---- Exercise data
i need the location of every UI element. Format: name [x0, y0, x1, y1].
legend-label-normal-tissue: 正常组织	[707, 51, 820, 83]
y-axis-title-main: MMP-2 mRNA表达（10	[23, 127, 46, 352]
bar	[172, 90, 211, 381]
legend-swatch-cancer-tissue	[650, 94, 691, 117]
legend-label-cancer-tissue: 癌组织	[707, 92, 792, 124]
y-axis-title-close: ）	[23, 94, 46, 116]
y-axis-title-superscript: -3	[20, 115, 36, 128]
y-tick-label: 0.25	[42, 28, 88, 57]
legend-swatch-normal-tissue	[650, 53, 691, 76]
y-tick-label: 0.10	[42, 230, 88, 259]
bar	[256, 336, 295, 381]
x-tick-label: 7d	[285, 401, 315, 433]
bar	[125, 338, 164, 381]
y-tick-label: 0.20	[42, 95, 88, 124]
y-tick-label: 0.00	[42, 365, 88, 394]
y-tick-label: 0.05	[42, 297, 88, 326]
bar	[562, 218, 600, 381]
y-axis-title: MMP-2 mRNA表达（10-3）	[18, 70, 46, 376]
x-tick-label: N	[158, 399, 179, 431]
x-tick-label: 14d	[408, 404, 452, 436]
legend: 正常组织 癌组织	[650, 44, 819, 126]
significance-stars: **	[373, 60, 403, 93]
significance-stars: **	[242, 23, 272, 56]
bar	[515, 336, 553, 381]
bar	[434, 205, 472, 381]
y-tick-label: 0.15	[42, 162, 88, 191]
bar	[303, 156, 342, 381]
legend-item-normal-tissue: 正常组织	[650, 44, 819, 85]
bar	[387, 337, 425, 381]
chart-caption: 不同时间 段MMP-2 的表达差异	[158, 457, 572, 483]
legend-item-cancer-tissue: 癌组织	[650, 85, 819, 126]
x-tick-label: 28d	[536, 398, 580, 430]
--------
§ Work instruction:
Transcribe the listing shown above in full and without change.

§ Final answer:
i need the location of every UI element. Format: name [x0, y0, x1, y1].
legend-label-normal-tissue: 正常组织	[707, 51, 820, 83]
y-axis-title-main: MMP-2 mRNA表达（10	[23, 127, 46, 352]
bar	[172, 90, 211, 381]
legend-swatch-cancer-tissue	[650, 94, 691, 117]
legend-label-cancer-tissue: 癌组织	[707, 92, 792, 124]
y-axis-title-close: ）	[23, 94, 46, 116]
y-axis-title-superscript: -3	[20, 115, 36, 128]
y-tick-label: 0.25	[42, 28, 88, 57]
legend-swatch-normal-tissue	[650, 53, 691, 76]
y-tick-label: 0.10	[42, 230, 88, 259]
bar	[256, 336, 295, 381]
x-tick-label: 7d	[285, 401, 315, 433]
bar	[125, 338, 164, 381]
y-tick-label: 0.20	[42, 95, 88, 124]
y-tick-label: 0.00	[42, 365, 88, 394]
y-tick-label: 0.05	[42, 297, 88, 326]
bar	[562, 218, 600, 381]
y-axis-title: MMP-2 mRNA表达（10-3）	[18, 70, 46, 376]
x-tick-label: N	[158, 399, 179, 431]
x-tick-label: 14d	[408, 404, 452, 436]
legend: 正常组织 癌组织	[650, 44, 819, 126]
significance-stars: **	[373, 60, 403, 93]
significance-stars: **	[242, 23, 272, 56]
bar	[515, 336, 553, 381]
bar	[434, 205, 472, 381]
y-tick-label: 0.15	[42, 162, 88, 191]
bar	[303, 156, 342, 381]
legend-item-normal-tissue: 正常组织	[650, 44, 819, 85]
bar	[387, 337, 425, 381]
chart-caption: 不同时间 段MMP-2 的表达差异	[158, 457, 572, 483]
legend-item-cancer-tissue: 癌组织	[650, 85, 819, 126]
x-tick-label: 28d	[536, 398, 580, 430]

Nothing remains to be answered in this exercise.